MATERIAL TO PROCESS:
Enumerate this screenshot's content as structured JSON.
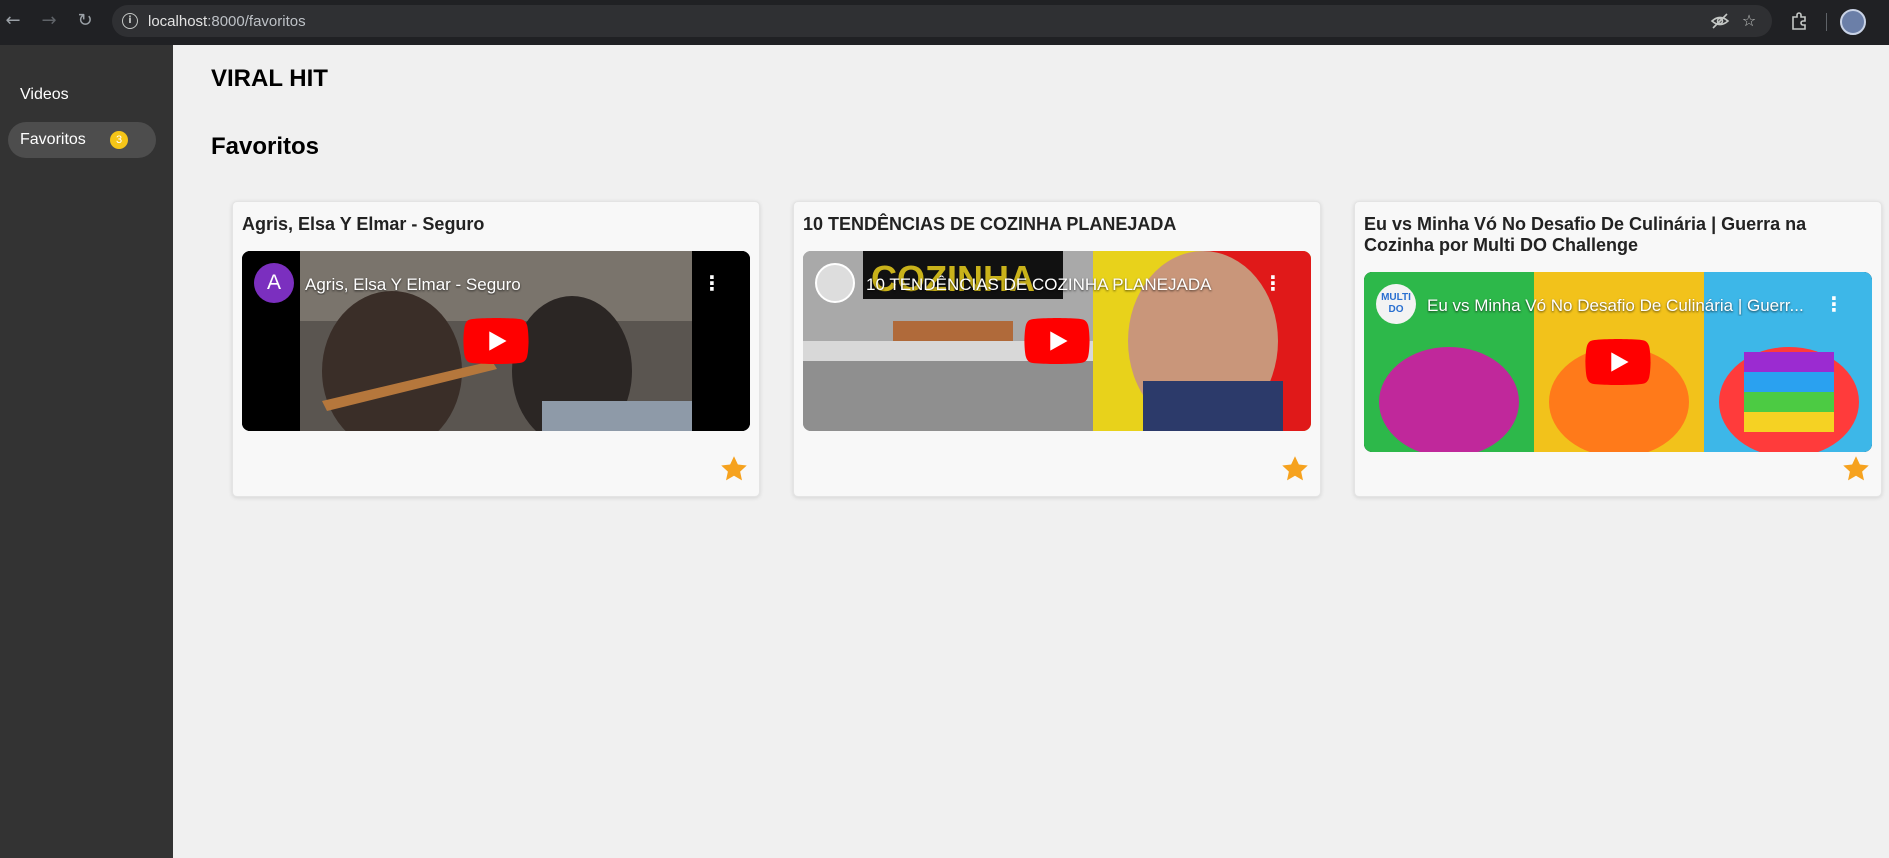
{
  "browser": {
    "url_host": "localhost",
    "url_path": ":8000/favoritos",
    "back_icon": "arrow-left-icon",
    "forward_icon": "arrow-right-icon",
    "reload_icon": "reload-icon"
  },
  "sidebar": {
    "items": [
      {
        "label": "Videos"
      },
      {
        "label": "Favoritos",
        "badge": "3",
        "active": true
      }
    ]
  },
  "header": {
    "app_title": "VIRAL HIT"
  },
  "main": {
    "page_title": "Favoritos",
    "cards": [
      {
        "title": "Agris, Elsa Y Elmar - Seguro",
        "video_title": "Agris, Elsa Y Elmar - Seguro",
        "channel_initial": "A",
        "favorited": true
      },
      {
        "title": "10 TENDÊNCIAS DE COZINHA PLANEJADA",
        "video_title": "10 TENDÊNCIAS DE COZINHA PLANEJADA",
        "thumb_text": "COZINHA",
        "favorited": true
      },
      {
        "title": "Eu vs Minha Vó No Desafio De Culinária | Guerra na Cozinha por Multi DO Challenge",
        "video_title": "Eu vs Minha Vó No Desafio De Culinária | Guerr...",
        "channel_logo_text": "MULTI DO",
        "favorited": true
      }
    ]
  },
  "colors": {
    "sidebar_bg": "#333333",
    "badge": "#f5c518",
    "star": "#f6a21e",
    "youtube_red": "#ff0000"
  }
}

...

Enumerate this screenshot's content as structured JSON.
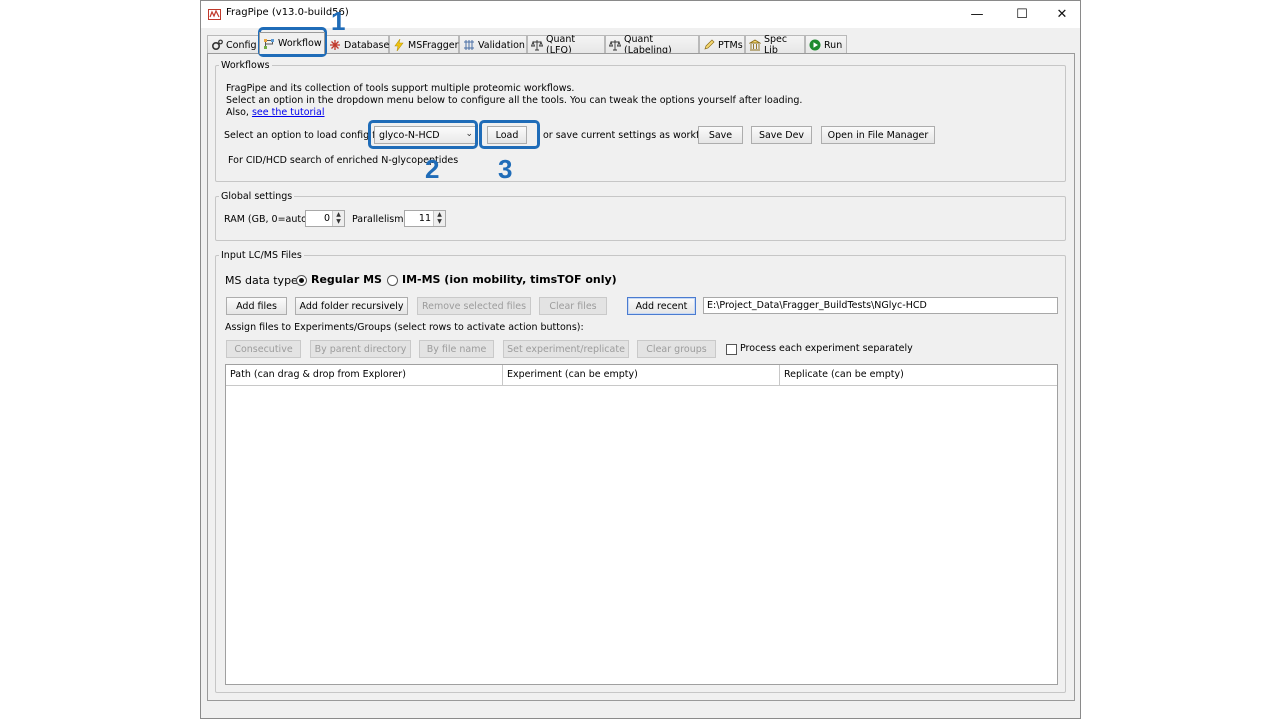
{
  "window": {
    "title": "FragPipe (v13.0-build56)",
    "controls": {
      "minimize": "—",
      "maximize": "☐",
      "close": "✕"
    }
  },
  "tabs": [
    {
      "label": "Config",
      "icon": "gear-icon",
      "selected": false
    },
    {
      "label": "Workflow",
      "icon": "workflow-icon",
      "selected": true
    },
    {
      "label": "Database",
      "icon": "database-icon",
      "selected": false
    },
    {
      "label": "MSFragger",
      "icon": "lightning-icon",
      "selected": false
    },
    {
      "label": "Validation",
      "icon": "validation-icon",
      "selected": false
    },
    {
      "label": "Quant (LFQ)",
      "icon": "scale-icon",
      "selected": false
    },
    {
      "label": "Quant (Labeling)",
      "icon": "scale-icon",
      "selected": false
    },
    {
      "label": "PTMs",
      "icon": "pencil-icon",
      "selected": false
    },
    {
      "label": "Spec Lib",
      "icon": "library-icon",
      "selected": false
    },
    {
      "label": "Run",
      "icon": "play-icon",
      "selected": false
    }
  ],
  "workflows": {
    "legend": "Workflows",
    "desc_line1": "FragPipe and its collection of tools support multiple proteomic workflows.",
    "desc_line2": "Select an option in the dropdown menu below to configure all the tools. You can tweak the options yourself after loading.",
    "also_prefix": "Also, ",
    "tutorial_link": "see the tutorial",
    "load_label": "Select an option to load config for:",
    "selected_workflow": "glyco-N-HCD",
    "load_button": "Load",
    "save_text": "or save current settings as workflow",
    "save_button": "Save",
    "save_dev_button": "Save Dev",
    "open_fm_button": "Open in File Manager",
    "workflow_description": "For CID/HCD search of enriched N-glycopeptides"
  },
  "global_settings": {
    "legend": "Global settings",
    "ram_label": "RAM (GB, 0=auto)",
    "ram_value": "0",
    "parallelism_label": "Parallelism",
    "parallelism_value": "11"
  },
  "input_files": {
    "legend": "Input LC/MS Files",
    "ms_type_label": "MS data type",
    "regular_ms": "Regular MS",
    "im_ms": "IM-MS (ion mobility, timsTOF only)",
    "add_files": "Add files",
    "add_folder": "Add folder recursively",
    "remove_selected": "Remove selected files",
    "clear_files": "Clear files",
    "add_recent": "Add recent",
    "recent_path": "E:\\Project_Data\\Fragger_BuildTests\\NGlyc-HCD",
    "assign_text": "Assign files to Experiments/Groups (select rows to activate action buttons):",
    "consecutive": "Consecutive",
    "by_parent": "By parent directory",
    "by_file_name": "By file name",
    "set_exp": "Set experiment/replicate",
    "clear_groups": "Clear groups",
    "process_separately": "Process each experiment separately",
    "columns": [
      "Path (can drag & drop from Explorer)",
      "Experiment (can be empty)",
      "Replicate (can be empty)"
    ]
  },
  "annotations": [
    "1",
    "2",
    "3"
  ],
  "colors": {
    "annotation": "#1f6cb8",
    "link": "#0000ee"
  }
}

TASK ITEM: Determine how many lines above contain the string "arrow". Give only that number.

EXERCISE ANSWER: 2